▶ **Direction**
Print all the entries verbatim.

▶ **Stored rows**
** begin **
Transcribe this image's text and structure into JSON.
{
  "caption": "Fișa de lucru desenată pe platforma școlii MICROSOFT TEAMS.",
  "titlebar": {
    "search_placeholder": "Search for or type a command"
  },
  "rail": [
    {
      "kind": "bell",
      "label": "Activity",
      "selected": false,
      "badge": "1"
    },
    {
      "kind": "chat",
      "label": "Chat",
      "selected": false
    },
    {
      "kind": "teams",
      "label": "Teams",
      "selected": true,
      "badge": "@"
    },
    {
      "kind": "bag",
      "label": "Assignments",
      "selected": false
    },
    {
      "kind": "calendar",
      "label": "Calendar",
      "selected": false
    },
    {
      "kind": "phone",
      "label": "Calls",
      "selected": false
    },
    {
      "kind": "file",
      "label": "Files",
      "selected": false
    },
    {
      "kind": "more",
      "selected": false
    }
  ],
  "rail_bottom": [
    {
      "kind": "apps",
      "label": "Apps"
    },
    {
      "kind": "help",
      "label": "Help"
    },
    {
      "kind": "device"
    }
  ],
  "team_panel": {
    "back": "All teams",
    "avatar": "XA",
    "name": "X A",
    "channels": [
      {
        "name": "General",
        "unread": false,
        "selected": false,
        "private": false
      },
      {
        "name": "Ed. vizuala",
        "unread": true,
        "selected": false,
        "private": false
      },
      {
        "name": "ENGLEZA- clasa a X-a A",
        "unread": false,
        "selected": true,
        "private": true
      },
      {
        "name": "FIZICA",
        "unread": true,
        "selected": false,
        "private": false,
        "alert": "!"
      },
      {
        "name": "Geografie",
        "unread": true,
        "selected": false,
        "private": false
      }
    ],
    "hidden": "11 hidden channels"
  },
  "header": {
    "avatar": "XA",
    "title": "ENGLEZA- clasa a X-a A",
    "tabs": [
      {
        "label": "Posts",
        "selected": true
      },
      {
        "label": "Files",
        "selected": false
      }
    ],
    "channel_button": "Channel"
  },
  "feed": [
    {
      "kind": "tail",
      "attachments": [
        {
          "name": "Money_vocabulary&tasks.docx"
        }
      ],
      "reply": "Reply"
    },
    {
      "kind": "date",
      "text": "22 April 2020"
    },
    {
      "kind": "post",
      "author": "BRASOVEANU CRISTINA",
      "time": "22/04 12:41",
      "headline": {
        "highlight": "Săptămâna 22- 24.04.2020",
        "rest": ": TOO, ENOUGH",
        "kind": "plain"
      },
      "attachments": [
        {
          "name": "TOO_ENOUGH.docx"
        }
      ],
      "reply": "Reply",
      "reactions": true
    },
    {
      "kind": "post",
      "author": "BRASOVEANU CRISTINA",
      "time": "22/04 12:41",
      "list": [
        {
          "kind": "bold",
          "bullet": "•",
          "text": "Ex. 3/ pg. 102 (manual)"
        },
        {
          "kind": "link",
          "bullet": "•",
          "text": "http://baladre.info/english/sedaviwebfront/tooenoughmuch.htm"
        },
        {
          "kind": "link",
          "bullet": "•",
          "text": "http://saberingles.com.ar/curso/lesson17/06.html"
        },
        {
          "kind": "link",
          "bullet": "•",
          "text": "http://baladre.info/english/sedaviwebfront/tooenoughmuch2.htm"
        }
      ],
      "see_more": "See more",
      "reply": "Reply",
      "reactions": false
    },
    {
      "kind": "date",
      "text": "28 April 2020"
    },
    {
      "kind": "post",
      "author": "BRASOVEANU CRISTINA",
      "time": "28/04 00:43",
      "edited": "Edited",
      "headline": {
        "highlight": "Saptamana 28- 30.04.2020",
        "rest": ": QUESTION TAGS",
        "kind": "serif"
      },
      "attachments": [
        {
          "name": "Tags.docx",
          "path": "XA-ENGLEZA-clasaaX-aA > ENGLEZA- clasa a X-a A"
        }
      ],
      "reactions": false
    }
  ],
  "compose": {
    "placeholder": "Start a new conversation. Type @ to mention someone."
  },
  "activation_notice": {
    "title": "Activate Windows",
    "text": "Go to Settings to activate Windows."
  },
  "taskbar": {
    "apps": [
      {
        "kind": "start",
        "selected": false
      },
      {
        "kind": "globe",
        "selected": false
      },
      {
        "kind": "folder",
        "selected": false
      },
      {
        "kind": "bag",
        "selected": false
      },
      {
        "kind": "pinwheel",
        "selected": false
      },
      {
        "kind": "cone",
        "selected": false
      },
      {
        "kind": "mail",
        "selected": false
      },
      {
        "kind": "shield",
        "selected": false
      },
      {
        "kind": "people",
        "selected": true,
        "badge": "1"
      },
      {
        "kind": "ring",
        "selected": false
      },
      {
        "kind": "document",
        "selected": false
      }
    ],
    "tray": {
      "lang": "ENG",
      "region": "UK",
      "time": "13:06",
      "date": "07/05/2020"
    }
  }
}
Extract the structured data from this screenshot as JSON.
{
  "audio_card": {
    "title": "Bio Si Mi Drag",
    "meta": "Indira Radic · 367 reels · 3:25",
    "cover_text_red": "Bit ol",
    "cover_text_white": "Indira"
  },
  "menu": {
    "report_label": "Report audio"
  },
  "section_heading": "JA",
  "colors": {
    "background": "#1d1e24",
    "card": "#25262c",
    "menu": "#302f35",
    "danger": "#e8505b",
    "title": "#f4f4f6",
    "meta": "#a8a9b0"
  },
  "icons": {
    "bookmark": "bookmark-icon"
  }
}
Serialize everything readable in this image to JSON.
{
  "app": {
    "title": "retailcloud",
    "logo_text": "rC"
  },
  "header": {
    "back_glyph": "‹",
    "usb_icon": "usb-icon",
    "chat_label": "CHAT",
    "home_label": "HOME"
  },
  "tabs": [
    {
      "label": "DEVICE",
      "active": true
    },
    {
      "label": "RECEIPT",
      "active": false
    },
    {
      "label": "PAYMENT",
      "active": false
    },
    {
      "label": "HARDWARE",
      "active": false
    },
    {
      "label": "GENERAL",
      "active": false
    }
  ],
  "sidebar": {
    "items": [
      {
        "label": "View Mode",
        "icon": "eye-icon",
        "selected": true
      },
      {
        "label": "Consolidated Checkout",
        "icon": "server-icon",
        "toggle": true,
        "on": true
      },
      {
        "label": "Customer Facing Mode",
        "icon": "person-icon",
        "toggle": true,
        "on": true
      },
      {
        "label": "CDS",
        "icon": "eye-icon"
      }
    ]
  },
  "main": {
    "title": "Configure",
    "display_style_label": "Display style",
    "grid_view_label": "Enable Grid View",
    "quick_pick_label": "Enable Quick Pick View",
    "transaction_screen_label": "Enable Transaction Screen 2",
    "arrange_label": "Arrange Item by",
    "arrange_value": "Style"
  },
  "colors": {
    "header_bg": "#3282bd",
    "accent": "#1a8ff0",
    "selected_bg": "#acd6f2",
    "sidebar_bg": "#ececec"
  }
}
** end **
▶ **Exercise solution**
Transcribe this image's text and structure into JSON.
{
  "caption": "Fișa de lucru desenată pe platforma școlii MICROSOFT TEAMS.",
  "titlebar": {
    "search_placeholder": "Search for or type a command"
  },
  "rail": [
    {
      "kind": "bell",
      "label": "Activity",
      "selected": false,
      "badge": "1"
    },
    {
      "kind": "chat",
      "label": "Chat",
      "selected": false
    },
    {
      "kind": "teams",
      "label": "Teams",
      "selected": true,
      "badge": "@"
    },
    {
      "kind": "bag",
      "label": "Assignments",
      "selected": false
    },
    {
      "kind": "calendar",
      "label": "Calendar",
      "selected": false
    },
    {
      "kind": "phone",
      "label": "Calls",
      "selected": false
    },
    {
      "kind": "file",
      "label": "Files",
      "selected": false
    },
    {
      "kind": "more",
      "selected": false
    }
  ],
  "rail_bottom": [
    {
      "kind": "apps",
      "label": "Apps"
    },
    {
      "kind": "help",
      "label": "Help"
    },
    {
      "kind": "device"
    }
  ],
  "team_panel": {
    "back": "All teams",
    "avatar": "XA",
    "name": "X A",
    "channels": [
      {
        "name": "General",
        "unread": false,
        "selected": false,
        "private": false
      },
      {
        "name": "Ed. vizuala",
        "unread": true,
        "selected": false,
        "private": false
      },
      {
        "name": "ENGLEZA- clasa a X-a A",
        "unread": false,
        "selected": true,
        "private": true
      },
      {
        "name": "FIZICA",
        "unread": true,
        "selected": false,
        "private": false,
        "alert": "!"
      },
      {
        "name": "Geografie",
        "unread": true,
        "selected": false,
        "private": false
      }
    ],
    "hidden": "11 hidden channels"
  },
  "header": {
    "avatar": "XA",
    "title": "ENGLEZA- clasa a X-a A",
    "tabs": [
      {
        "label": "Posts",
        "selected": true
      },
      {
        "label": "Files",
        "selected": false
      }
    ],
    "channel_button": "Channel"
  },
  "feed": [
    {
      "kind": "tail",
      "attachments": [
        {
          "name": "Money_vocabulary&tasks.docx"
        }
      ],
      "reply": "Reply"
    },
    {
      "kind": "date",
      "text": "22 April 2020"
    },
    {
      "kind": "post",
      "author": "BRASOVEANU CRISTINA",
      "time": "22/04 12:41",
      "headline": {
        "highlight": "Săptămâna 22- 24.04.2020",
        "rest": ": TOO, ENOUGH",
        "kind": "plain"
      },
      "attachments": [
        {
          "name": "TOO_ENOUGH.docx"
        }
      ],
      "reply": "Reply",
      "reactions": true
    },
    {
      "kind": "post",
      "author": "BRASOVEANU CRISTINA",
      "time": "22/04 12:41",
      "list": [
        {
          "kind": "bold",
          "bullet": "•",
          "text": "Ex. 3/ pg. 102 (manual)"
        },
        {
          "kind": "link",
          "bullet": "•",
          "text": "http://baladre.info/english/sedaviwebfront/tooenoughmuch.htm"
        },
        {
          "kind": "link",
          "bullet": "•",
          "text": "http://saberingles.com.ar/curso/lesson17/06.html"
        },
        {
          "kind": "link",
          "bullet": "•",
          "text": "http://baladre.info/english/sedaviwebfront/tooenoughmuch2.htm"
        }
      ],
      "see_more": "See more",
      "reply": "Reply",
      "reactions": false
    },
    {
      "kind": "date",
      "text": "28 April 2020"
    },
    {
      "kind": "post",
      "author": "BRASOVEANU CRISTINA",
      "time": "28/04 00:43",
      "edited": "Edited",
      "headline": {
        "highlight": "Saptamana 28- 30.04.2020",
        "rest": ": QUESTION TAGS",
        "kind": "serif"
      },
      "attachments": [
        {
          "name": "Tags.docx",
          "path": "XA-ENGLEZA-clasaaX-aA > ENGLEZA- clasa a X-a A"
        }
      ],
      "reactions": false
    }
  ],
  "compose": {
    "placeholder": "Start a new conversation. Type @ to mention someone."
  },
  "activation_notice": {
    "title": "Activate Windows",
    "text": "Go to Settings to activate Windows."
  },
  "taskbar": {
    "apps": [
      {
        "kind": "start",
        "selected": false
      },
      {
        "kind": "globe",
        "selected": false
      },
      {
        "kind": "folder",
        "selected": false
      },
      {
        "kind": "bag",
        "selected": false
      },
      {
        "kind": "pinwheel",
        "selected": false
      },
      {
        "kind": "cone",
        "selected": false
      },
      {
        "kind": "mail",
        "selected": false
      },
      {
        "kind": "shield",
        "selected": false
      },
      {
        "kind": "people",
        "selected": true,
        "badge": "1"
      },
      {
        "kind": "ring",
        "selected": false
      },
      {
        "kind": "document",
        "selected": false
      }
    ],
    "tray": {
      "lang": "ENG",
      "region": "UK",
      "time": "13:06",
      "date": "07/05/2020"
    }
  }
}
Extract the structured data from this screenshot as JSON.
{
  "audio_card": {
    "title": "Bio Si Mi Drag",
    "meta": "Indira Radic · 367 reels · 3:25",
    "cover_text_red": "Bit ol",
    "cover_text_white": "Indira"
  },
  "menu": {
    "report_label": "Report audio"
  },
  "section_heading": "JA",
  "colors": {
    "background": "#1d1e24",
    "card": "#25262c",
    "menu": "#302f35",
    "danger": "#e8505b",
    "title": "#f4f4f6",
    "meta": "#a8a9b0"
  },
  "icons": {
    "bookmark": "bookmark-icon"
  }
}
Serialize everything readable in this image to JSON.
{
  "app": {
    "title": "retailcloud",
    "logo_text": "rC"
  },
  "header": {
    "back_glyph": "‹",
    "usb_icon": "usb-icon",
    "chat_label": "CHAT",
    "home_label": "HOME"
  },
  "tabs": [
    {
      "label": "DEVICE",
      "active": true
    },
    {
      "label": "RECEIPT",
      "active": false
    },
    {
      "label": "PAYMENT",
      "active": false
    },
    {
      "label": "HARDWARE",
      "active": false
    },
    {
      "label": "GENERAL",
      "active": false
    }
  ],
  "sidebar": {
    "items": [
      {
        "label": "View Mode",
        "icon": "eye-icon",
        "selected": true
      },
      {
        "label": "Consolidated Checkout",
        "icon": "server-icon",
        "toggle": true,
        "on": true
      },
      {
        "label": "Customer Facing Mode",
        "icon": "person-icon",
        "toggle": true,
        "on": true
      },
      {
        "label": "CDS",
        "icon": "eye-icon"
      }
    ]
  },
  "main": {
    "title": "Configure",
    "display_style_label": "Display style",
    "grid_view_label": "Enable Grid View",
    "quick_pick_label": "Enable Quick Pick View",
    "transaction_screen_label": "Enable Transaction Screen 2",
    "arrange_label": "Arrange Item by",
    "arrange_value": "Style"
  },
  "colors": {
    "header_bg": "#3282bd",
    "accent": "#1a8ff0",
    "selected_bg": "#acd6f2",
    "sidebar_bg": "#ececec"
  }
}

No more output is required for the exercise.